(Rows from a figure dataset)

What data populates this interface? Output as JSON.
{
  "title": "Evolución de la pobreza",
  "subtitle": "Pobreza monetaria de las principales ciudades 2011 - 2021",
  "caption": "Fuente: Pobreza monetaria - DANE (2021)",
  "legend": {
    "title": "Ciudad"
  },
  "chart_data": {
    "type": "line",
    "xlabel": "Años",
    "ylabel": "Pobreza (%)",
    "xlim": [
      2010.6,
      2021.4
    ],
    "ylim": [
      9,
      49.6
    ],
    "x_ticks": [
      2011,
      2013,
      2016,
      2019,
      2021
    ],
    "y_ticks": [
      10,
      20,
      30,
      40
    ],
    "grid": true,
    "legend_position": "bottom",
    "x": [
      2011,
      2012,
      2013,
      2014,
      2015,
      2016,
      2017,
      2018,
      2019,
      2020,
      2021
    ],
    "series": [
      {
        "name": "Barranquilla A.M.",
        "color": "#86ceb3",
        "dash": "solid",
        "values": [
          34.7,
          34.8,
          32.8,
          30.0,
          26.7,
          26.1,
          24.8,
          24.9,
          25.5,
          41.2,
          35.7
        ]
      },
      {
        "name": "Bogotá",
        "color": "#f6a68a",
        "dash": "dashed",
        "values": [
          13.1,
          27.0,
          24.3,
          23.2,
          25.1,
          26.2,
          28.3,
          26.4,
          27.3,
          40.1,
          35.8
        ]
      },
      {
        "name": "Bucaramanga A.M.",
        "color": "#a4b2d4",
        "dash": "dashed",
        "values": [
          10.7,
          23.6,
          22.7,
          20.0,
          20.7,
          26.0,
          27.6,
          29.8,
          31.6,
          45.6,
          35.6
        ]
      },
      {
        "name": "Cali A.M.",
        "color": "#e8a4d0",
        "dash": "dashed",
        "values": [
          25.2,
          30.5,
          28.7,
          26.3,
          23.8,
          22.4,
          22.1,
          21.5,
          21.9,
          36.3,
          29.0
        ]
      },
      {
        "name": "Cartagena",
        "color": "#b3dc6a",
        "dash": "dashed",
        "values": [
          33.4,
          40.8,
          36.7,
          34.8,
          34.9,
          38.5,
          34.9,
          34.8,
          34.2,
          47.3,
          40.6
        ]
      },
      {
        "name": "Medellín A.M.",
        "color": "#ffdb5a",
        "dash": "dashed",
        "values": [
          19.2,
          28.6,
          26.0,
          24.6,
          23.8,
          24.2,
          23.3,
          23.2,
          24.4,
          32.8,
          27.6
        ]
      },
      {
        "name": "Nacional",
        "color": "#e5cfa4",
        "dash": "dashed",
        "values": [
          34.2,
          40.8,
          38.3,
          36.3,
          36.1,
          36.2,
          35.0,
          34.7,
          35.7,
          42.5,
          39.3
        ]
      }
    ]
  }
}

GOAL: Reproduce the full listing word for word.

COMPLETE OUTPUT:
What data populates this interface? Output as JSON.
{
  "title": "Evolución de la pobreza",
  "subtitle": "Pobreza monetaria de las principales ciudades 2011 - 2021",
  "caption": "Fuente: Pobreza monetaria - DANE (2021)",
  "legend": {
    "title": "Ciudad"
  },
  "chart_data": {
    "type": "line",
    "xlabel": "Años",
    "ylabel": "Pobreza (%)",
    "xlim": [
      2010.6,
      2021.4
    ],
    "ylim": [
      9,
      49.6
    ],
    "x_ticks": [
      2011,
      2013,
      2016,
      2019,
      2021
    ],
    "y_ticks": [
      10,
      20,
      30,
      40
    ],
    "grid": true,
    "legend_position": "bottom",
    "x": [
      2011,
      2012,
      2013,
      2014,
      2015,
      2016,
      2017,
      2018,
      2019,
      2020,
      2021
    ],
    "series": [
      {
        "name": "Barranquilla A.M.",
        "color": "#86ceb3",
        "dash": "solid",
        "values": [
          34.7,
          34.8,
          32.8,
          30.0,
          26.7,
          26.1,
          24.8,
          24.9,
          25.5,
          41.2,
          35.7
        ]
      },
      {
        "name": "Bogotá",
        "color": "#f6a68a",
        "dash": "dashed",
        "values": [
          13.1,
          27.0,
          24.3,
          23.2,
          25.1,
          26.2,
          28.3,
          26.4,
          27.3,
          40.1,
          35.8
        ]
      },
      {
        "name": "Bucaramanga A.M.",
        "color": "#a4b2d4",
        "dash": "dashed",
        "values": [
          10.7,
          23.6,
          22.7,
          20.0,
          20.7,
          26.0,
          27.6,
          29.8,
          31.6,
          45.6,
          35.6
        ]
      },
      {
        "name": "Cali A.M.",
        "color": "#e8a4d0",
        "dash": "dashed",
        "values": [
          25.2,
          30.5,
          28.7,
          26.3,
          23.8,
          22.4,
          22.1,
          21.5,
          21.9,
          36.3,
          29.0
        ]
      },
      {
        "name": "Cartagena",
        "color": "#b3dc6a",
        "dash": "dashed",
        "values": [
          33.4,
          40.8,
          36.7,
          34.8,
          34.9,
          38.5,
          34.9,
          34.8,
          34.2,
          47.3,
          40.6
        ]
      },
      {
        "name": "Medellín A.M.",
        "color": "#ffdb5a",
        "dash": "dashed",
        "values": [
          19.2,
          28.6,
          26.0,
          24.6,
          23.8,
          24.2,
          23.3,
          23.2,
          24.4,
          32.8,
          27.6
        ]
      },
      {
        "name": "Nacional",
        "color": "#e5cfa4",
        "dash": "dashed",
        "values": [
          34.2,
          40.8,
          38.3,
          36.3,
          36.1,
          36.2,
          35.0,
          34.7,
          35.7,
          42.5,
          39.3
        ]
      }
    ]
  }
}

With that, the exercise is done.